■ Work to do
Without including any pictures, write out all the entries exactly.

-- START Extracted entries --

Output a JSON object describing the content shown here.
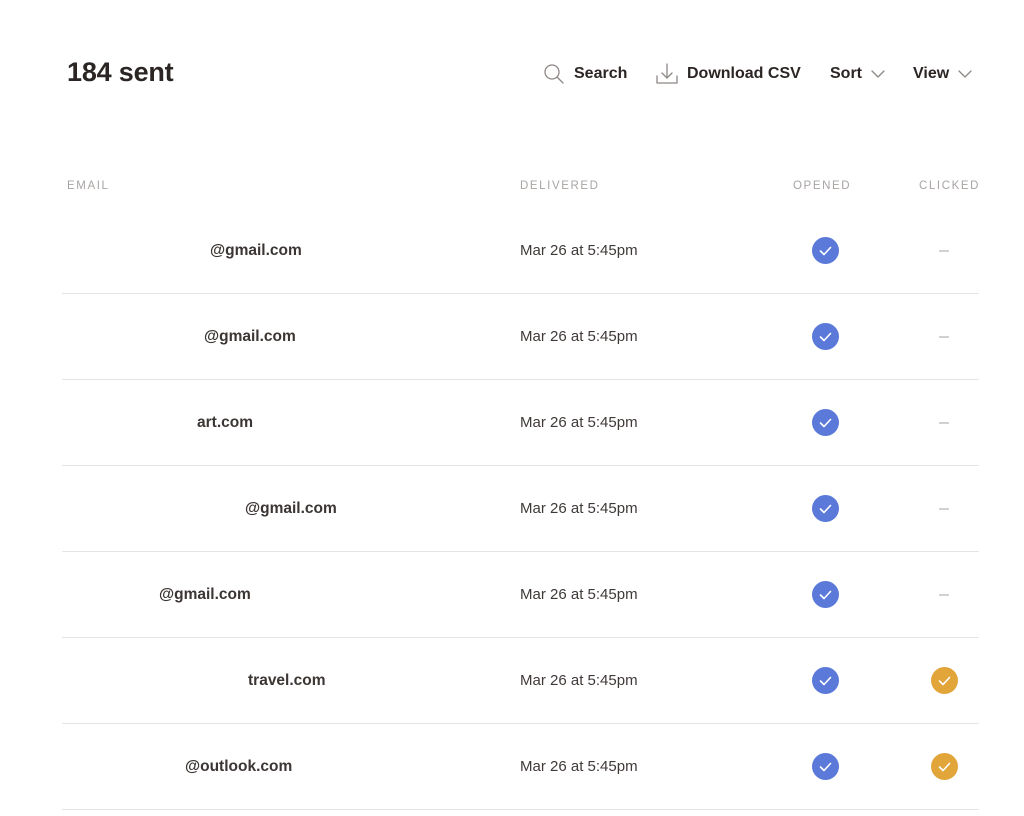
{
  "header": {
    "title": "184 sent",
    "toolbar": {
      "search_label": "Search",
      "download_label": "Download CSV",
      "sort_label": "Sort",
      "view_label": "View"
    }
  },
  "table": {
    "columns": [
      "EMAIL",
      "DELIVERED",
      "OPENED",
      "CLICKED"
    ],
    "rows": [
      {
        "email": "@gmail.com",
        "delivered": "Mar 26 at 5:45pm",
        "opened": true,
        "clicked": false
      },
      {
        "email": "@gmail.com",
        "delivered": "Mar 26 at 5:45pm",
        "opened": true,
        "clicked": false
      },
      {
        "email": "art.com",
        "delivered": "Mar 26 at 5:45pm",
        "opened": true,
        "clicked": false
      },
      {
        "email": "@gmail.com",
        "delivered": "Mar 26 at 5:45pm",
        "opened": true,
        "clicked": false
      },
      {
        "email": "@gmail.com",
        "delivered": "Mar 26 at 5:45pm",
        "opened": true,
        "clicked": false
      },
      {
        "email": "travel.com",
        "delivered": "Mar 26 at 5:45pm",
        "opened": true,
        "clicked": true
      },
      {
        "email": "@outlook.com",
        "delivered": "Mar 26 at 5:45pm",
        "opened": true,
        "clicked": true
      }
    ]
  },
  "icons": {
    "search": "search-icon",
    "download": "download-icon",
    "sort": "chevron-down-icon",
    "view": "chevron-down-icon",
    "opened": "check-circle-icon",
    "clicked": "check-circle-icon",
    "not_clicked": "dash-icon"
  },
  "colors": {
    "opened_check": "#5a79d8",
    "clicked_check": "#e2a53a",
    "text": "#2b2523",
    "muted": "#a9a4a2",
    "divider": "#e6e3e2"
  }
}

-- END Extracted entries --

■ Response
Output a JSON object describing the content shown here.
{
  "header": {
    "title": "184 sent",
    "toolbar": {
      "search_label": "Search",
      "download_label": "Download CSV",
      "sort_label": "Sort",
      "view_label": "View"
    }
  },
  "table": {
    "columns": [
      "EMAIL",
      "DELIVERED",
      "OPENED",
      "CLICKED"
    ],
    "rows": [
      {
        "email": "@gmail.com",
        "delivered": "Mar 26 at 5:45pm",
        "opened": true,
        "clicked": false
      },
      {
        "email": "@gmail.com",
        "delivered": "Mar 26 at 5:45pm",
        "opened": true,
        "clicked": false
      },
      {
        "email": "art.com",
        "delivered": "Mar 26 at 5:45pm",
        "opened": true,
        "clicked": false
      },
      {
        "email": "@gmail.com",
        "delivered": "Mar 26 at 5:45pm",
        "opened": true,
        "clicked": false
      },
      {
        "email": "@gmail.com",
        "delivered": "Mar 26 at 5:45pm",
        "opened": true,
        "clicked": false
      },
      {
        "email": "travel.com",
        "delivered": "Mar 26 at 5:45pm",
        "opened": true,
        "clicked": true
      },
      {
        "email": "@outlook.com",
        "delivered": "Mar 26 at 5:45pm",
        "opened": true,
        "clicked": true
      }
    ]
  },
  "icons": {
    "search": "search-icon",
    "download": "download-icon",
    "sort": "chevron-down-icon",
    "view": "chevron-down-icon",
    "opened": "check-circle-icon",
    "clicked": "check-circle-icon",
    "not_clicked": "dash-icon"
  },
  "colors": {
    "opened_check": "#5a79d8",
    "clicked_check": "#e2a53a",
    "text": "#2b2523",
    "muted": "#a9a4a2",
    "divider": "#e6e3e2"
  }
}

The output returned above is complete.